## begin RECORDS PROVIDED

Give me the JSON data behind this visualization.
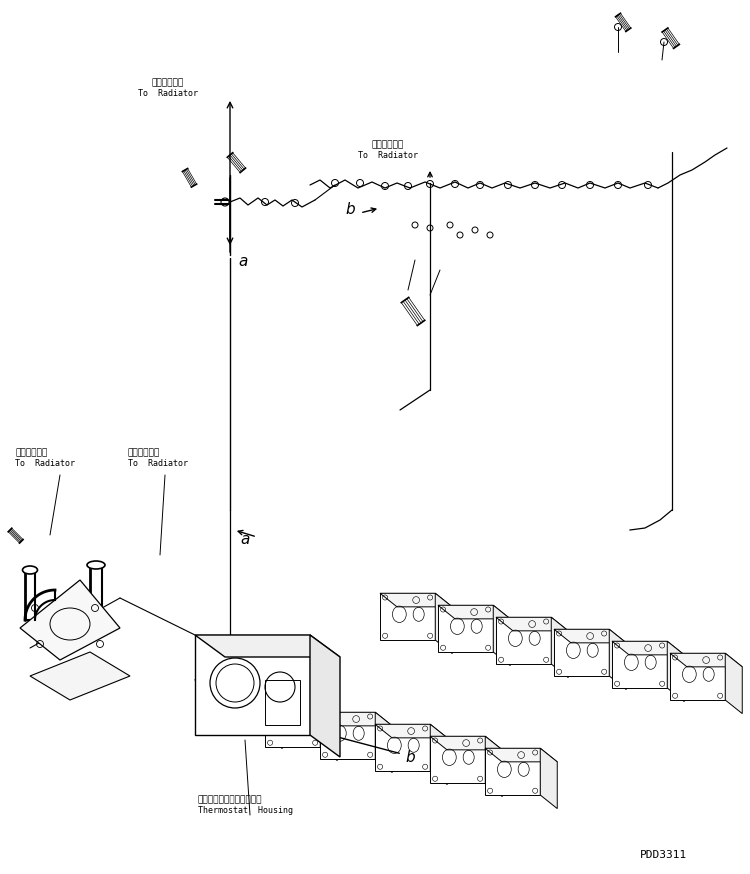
{
  "bg_color": "#ffffff",
  "line_color": "#000000",
  "fig_width": 7.5,
  "fig_height": 8.74,
  "dpi": 100,
  "labels": {
    "label_a1_jp": "ラジェータへ",
    "label_a1_en": "To  Radiator",
    "label_b1_jp": "ラジェータへ",
    "label_b1_en": "To  Radiator",
    "label_left1_jp": "ラジェータへ",
    "label_left1_en": "To  Radiator",
    "label_left2_jp": "ラジェータへ",
    "label_left2_en": "To  Radiator",
    "label_thermo_jp": "サーモスタットハウジング",
    "label_thermo_en": "Thermostat  Housing",
    "label_a": "a",
    "label_b": "b",
    "code": "PDD3311"
  },
  "font_sizes": {
    "label_jp": 6.5,
    "label_en": 6.0,
    "marker": 11,
    "code": 8
  }
}
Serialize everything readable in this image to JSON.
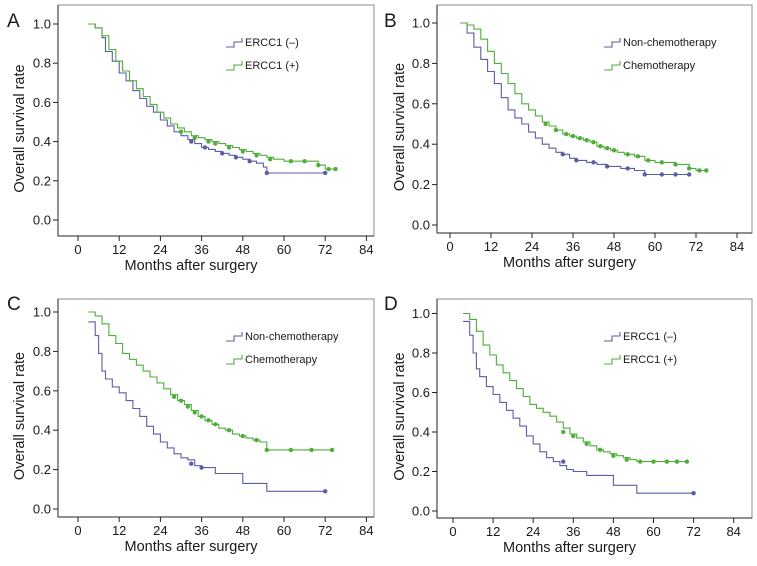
{
  "chart_data": [
    {
      "type": "line",
      "panel": "A",
      "xlabel": "Months after surgery",
      "ylabel": "Overall survival rate",
      "xticks": [
        "0",
        "12",
        "24",
        "36",
        "48",
        "60",
        "72",
        "84"
      ],
      "yticks": [
        "0.0",
        "0.2",
        "0.4",
        "0.6",
        "0.8",
        "1.0"
      ],
      "xlim": [
        0,
        84
      ],
      "ylim": [
        0,
        1
      ],
      "legend_position": "top-right",
      "series": [
        {
          "name": "ERCC1 (–)",
          "color": "#5b5ea6",
          "x": [
            3,
            5,
            7,
            8,
            10,
            12,
            14,
            16,
            18,
            20,
            22,
            24,
            26,
            28,
            30,
            32,
            34,
            36,
            38,
            40,
            42,
            44,
            46,
            48,
            50,
            52,
            54,
            55,
            60,
            66,
            72
          ],
          "y": [
            1.0,
            0.98,
            0.93,
            0.86,
            0.81,
            0.75,
            0.71,
            0.66,
            0.62,
            0.58,
            0.55,
            0.51,
            0.48,
            0.45,
            0.43,
            0.41,
            0.39,
            0.37,
            0.36,
            0.35,
            0.34,
            0.33,
            0.32,
            0.31,
            0.3,
            0.29,
            0.27,
            0.24,
            0.24,
            0.24,
            0.24
          ],
          "censored": [
            [
              33,
              0.4
            ],
            [
              37,
              0.37
            ],
            [
              42,
              0.34
            ],
            [
              46,
              0.32
            ],
            [
              50,
              0.3
            ],
            [
              55,
              0.24
            ],
            [
              72,
              0.24
            ]
          ]
        },
        {
          "name": "ERCC1 (+)",
          "color": "#4fae3a",
          "x": [
            3,
            5,
            7,
            9,
            11,
            13,
            15,
            17,
            19,
            21,
            23,
            25,
            27,
            29,
            31,
            33,
            35,
            37,
            39,
            41,
            43,
            45,
            47,
            49,
            51,
            53,
            55,
            57,
            60,
            66,
            70,
            72,
            75
          ],
          "y": [
            1.0,
            0.98,
            0.94,
            0.87,
            0.81,
            0.76,
            0.71,
            0.67,
            0.63,
            0.59,
            0.55,
            0.52,
            0.49,
            0.47,
            0.45,
            0.43,
            0.42,
            0.41,
            0.4,
            0.39,
            0.38,
            0.37,
            0.36,
            0.35,
            0.34,
            0.33,
            0.32,
            0.31,
            0.3,
            0.3,
            0.28,
            0.26,
            0.26
          ],
          "censored": [
            [
              30,
              0.45
            ],
            [
              34,
              0.42
            ],
            [
              38,
              0.4
            ],
            [
              40,
              0.39
            ],
            [
              44,
              0.37
            ],
            [
              48,
              0.35
            ],
            [
              52,
              0.33
            ],
            [
              56,
              0.31
            ],
            [
              62,
              0.3
            ],
            [
              66,
              0.3
            ],
            [
              70,
              0.28
            ],
            [
              73,
              0.26
            ],
            [
              75,
              0.26
            ]
          ]
        }
      ]
    },
    {
      "type": "line",
      "panel": "B",
      "xlabel": "Months after surgery",
      "ylabel": "Overall survival rate",
      "xticks": [
        "0",
        "12",
        "24",
        "36",
        "48",
        "60",
        "72",
        "84"
      ],
      "yticks": [
        "0.0",
        "0.2",
        "0.4",
        "0.6",
        "0.8",
        "1.0"
      ],
      "xlim": [
        0,
        84
      ],
      "ylim": [
        0,
        1
      ],
      "legend_position": "top-right",
      "series": [
        {
          "name": "Non-chemotherapy",
          "color": "#5b5ea6",
          "x": [
            3,
            5,
            7,
            9,
            11,
            13,
            15,
            17,
            19,
            21,
            23,
            25,
            27,
            29,
            31,
            33,
            35,
            37,
            40,
            43,
            46,
            50,
            54,
            57,
            60,
            66,
            70
          ],
          "y": [
            1.0,
            0.95,
            0.88,
            0.82,
            0.76,
            0.7,
            0.63,
            0.57,
            0.53,
            0.5,
            0.46,
            0.43,
            0.4,
            0.38,
            0.36,
            0.35,
            0.33,
            0.32,
            0.31,
            0.3,
            0.29,
            0.28,
            0.27,
            0.25,
            0.25,
            0.25,
            0.25
          ],
          "censored": [
            [
              33,
              0.35
            ],
            [
              37,
              0.32
            ],
            [
              42,
              0.31
            ],
            [
              46,
              0.29
            ],
            [
              52,
              0.28
            ],
            [
              57,
              0.25
            ],
            [
              62,
              0.25
            ],
            [
              66,
              0.25
            ],
            [
              70,
              0.25
            ]
          ]
        },
        {
          "name": "Chemotherapy",
          "color": "#4fae3a",
          "x": [
            3,
            5,
            7,
            9,
            11,
            13,
            15,
            17,
            19,
            21,
            23,
            25,
            27,
            29,
            31,
            33,
            35,
            37,
            39,
            41,
            43,
            45,
            47,
            49,
            51,
            54,
            57,
            60,
            66,
            70,
            72,
            75
          ],
          "y": [
            1.0,
            0.99,
            0.97,
            0.92,
            0.86,
            0.8,
            0.75,
            0.7,
            0.65,
            0.6,
            0.57,
            0.54,
            0.51,
            0.49,
            0.47,
            0.45,
            0.44,
            0.43,
            0.42,
            0.41,
            0.39,
            0.38,
            0.37,
            0.36,
            0.35,
            0.34,
            0.32,
            0.31,
            0.3,
            0.28,
            0.27,
            0.27
          ],
          "censored": [
            [
              28,
              0.5
            ],
            [
              31,
              0.47
            ],
            [
              34,
              0.45
            ],
            [
              36,
              0.44
            ],
            [
              38,
              0.43
            ],
            [
              40,
              0.42
            ],
            [
              42,
              0.41
            ],
            [
              44,
              0.39
            ],
            [
              46,
              0.38
            ],
            [
              48,
              0.37
            ],
            [
              52,
              0.35
            ],
            [
              55,
              0.34
            ],
            [
              58,
              0.32
            ],
            [
              62,
              0.31
            ],
            [
              66,
              0.3
            ],
            [
              70,
              0.28
            ],
            [
              73,
              0.27
            ],
            [
              75,
              0.27
            ]
          ]
        }
      ]
    },
    {
      "type": "line",
      "panel": "C",
      "xlabel": "Months after surgery",
      "ylabel": "Overall survival rate",
      "xticks": [
        "0",
        "12",
        "24",
        "36",
        "48",
        "60",
        "72",
        "84"
      ],
      "yticks": [
        "0.0",
        "0.2",
        "0.4",
        "0.6",
        "0.8",
        "1.0"
      ],
      "xlim": [
        0,
        84
      ],
      "ylim": [
        0,
        1
      ],
      "legend_position": "top-right",
      "series": [
        {
          "name": "Non-chemotherapy",
          "color": "#5b5ea6",
          "x": [
            3,
            5,
            6,
            7,
            8,
            10,
            12,
            14,
            16,
            18,
            20,
            22,
            24,
            26,
            28,
            30,
            32,
            34,
            36,
            40,
            48,
            55,
            60,
            66,
            72
          ],
          "y": [
            0.95,
            0.88,
            0.79,
            0.7,
            0.66,
            0.62,
            0.59,
            0.55,
            0.51,
            0.47,
            0.42,
            0.38,
            0.34,
            0.31,
            0.28,
            0.26,
            0.25,
            0.22,
            0.21,
            0.18,
            0.13,
            0.09,
            0.09,
            0.09,
            0.09
          ],
          "censored": [
            [
              33,
              0.23
            ],
            [
              36,
              0.21
            ],
            [
              72,
              0.09
            ]
          ]
        },
        {
          "name": "Chemotherapy",
          "color": "#4fae3a",
          "x": [
            3,
            5,
            7,
            9,
            11,
            13,
            15,
            17,
            19,
            21,
            23,
            25,
            27,
            29,
            31,
            33,
            35,
            37,
            39,
            41,
            43,
            45,
            47,
            49,
            51,
            53,
            55,
            60,
            66,
            72,
            74
          ],
          "y": [
            1.0,
            0.98,
            0.94,
            0.88,
            0.84,
            0.79,
            0.76,
            0.73,
            0.7,
            0.67,
            0.64,
            0.61,
            0.58,
            0.55,
            0.53,
            0.5,
            0.47,
            0.45,
            0.43,
            0.41,
            0.4,
            0.38,
            0.37,
            0.36,
            0.35,
            0.34,
            0.3,
            0.3,
            0.3,
            0.3,
            0.3
          ],
          "censored": [
            [
              28,
              0.57
            ],
            [
              30,
              0.55
            ],
            [
              32,
              0.52
            ],
            [
              34,
              0.49
            ],
            [
              36,
              0.47
            ],
            [
              38,
              0.45
            ],
            [
              40,
              0.43
            ],
            [
              44,
              0.4
            ],
            [
              48,
              0.37
            ],
            [
              52,
              0.35
            ],
            [
              55,
              0.3
            ],
            [
              62,
              0.3
            ],
            [
              68,
              0.3
            ],
            [
              74,
              0.3
            ]
          ]
        }
      ]
    },
    {
      "type": "line",
      "panel": "D",
      "xlabel": "Months after surgery",
      "ylabel": "Overall survival rate",
      "xticks": [
        "0",
        "12",
        "24",
        "36",
        "48",
        "60",
        "72",
        "84"
      ],
      "yticks": [
        "0.0",
        "0.2",
        "0.4",
        "0.6",
        "0.8",
        "1.0"
      ],
      "xlim": [
        0,
        84
      ],
      "ylim": [
        0,
        1
      ],
      "legend_position": "top-right",
      "series": [
        {
          "name": "ERCC1 (–)",
          "color": "#5b5ea6",
          "x": [
            3,
            5,
            6,
            7,
            8,
            10,
            12,
            14,
            16,
            18,
            20,
            22,
            24,
            26,
            28,
            30,
            32,
            34,
            36,
            40,
            48,
            55,
            60,
            66,
            72
          ],
          "y": [
            0.96,
            0.89,
            0.8,
            0.72,
            0.68,
            0.63,
            0.59,
            0.55,
            0.51,
            0.47,
            0.43,
            0.38,
            0.34,
            0.3,
            0.27,
            0.25,
            0.23,
            0.21,
            0.2,
            0.18,
            0.13,
            0.09,
            0.09,
            0.09,
            0.09
          ],
          "censored": [
            [
              33,
              0.25
            ],
            [
              72,
              0.09
            ]
          ]
        },
        {
          "name": "ERCC1 (+)",
          "color": "#4fae3a",
          "x": [
            3,
            5,
            7,
            9,
            11,
            13,
            15,
            17,
            19,
            21,
            23,
            25,
            27,
            29,
            31,
            33,
            35,
            37,
            39,
            41,
            43,
            45,
            47,
            49,
            51,
            53,
            55,
            60,
            66,
            70
          ],
          "y": [
            1.0,
            0.97,
            0.91,
            0.84,
            0.79,
            0.74,
            0.7,
            0.66,
            0.62,
            0.58,
            0.54,
            0.52,
            0.5,
            0.48,
            0.45,
            0.42,
            0.39,
            0.37,
            0.35,
            0.33,
            0.31,
            0.3,
            0.29,
            0.28,
            0.27,
            0.26,
            0.25,
            0.25,
            0.25,
            0.25
          ],
          "censored": [
            [
              33,
              0.4
            ],
            [
              36,
              0.38
            ],
            [
              40,
              0.34
            ],
            [
              44,
              0.31
            ],
            [
              48,
              0.28
            ],
            [
              52,
              0.26
            ],
            [
              56,
              0.25
            ],
            [
              60,
              0.25
            ],
            [
              64,
              0.25
            ],
            [
              67,
              0.25
            ],
            [
              70,
              0.25
            ]
          ]
        }
      ]
    }
  ]
}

## end RECORDS PROVIDED

= WHAT IS EXPECTED =
The word "this" may appear on some lines of these records; state how many such lines there are, and nothing else.

= EXPECTED ANSWER =
2